**PROBLEM TO SOLVE:**
Return all lines where the word "Pardons" can be found.

**RECORDS FOR THIS TASK:**
──────────
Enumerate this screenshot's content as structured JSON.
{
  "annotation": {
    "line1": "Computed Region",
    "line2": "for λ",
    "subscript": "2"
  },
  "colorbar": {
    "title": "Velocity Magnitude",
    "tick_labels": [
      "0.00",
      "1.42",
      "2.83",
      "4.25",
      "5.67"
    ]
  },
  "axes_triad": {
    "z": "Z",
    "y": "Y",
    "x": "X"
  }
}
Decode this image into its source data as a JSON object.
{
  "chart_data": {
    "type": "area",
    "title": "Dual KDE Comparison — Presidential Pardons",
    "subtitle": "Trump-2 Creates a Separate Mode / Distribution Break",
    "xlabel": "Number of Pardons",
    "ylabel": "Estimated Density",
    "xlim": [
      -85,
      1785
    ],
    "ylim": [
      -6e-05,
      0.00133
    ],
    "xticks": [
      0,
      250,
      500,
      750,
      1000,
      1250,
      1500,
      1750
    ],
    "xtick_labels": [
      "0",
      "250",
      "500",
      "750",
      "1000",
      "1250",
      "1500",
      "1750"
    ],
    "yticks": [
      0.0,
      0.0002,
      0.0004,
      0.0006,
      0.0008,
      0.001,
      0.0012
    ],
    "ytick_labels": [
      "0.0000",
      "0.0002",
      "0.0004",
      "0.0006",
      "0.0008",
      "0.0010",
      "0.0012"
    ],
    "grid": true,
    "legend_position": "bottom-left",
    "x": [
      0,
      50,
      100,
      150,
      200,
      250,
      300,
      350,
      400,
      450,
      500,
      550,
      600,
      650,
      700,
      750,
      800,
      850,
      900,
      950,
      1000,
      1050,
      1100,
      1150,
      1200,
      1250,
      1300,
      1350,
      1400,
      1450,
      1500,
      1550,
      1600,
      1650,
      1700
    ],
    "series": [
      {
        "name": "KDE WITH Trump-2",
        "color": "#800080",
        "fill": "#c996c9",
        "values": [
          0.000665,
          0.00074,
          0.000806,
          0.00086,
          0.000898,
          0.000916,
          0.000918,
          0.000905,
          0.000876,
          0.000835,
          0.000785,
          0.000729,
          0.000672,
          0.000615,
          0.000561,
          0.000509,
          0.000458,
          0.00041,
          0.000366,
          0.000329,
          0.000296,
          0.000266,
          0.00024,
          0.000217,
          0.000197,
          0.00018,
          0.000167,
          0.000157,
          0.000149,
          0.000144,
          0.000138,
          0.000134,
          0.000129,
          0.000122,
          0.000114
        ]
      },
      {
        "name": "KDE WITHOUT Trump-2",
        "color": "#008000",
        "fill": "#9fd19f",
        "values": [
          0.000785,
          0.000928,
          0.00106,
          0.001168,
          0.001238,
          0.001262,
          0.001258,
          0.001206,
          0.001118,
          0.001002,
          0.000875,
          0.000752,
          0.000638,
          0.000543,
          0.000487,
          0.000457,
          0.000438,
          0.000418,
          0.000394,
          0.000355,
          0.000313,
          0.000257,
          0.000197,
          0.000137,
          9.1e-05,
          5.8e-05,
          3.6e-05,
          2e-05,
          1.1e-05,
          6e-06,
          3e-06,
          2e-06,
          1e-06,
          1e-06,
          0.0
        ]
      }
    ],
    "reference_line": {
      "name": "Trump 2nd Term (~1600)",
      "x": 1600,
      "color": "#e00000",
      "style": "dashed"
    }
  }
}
──────────
**THE COMPLETED TASK:**
    "title": "Dual KDE Comparison — Presidential Pardons",
    "xlabel": "Number of Pardons",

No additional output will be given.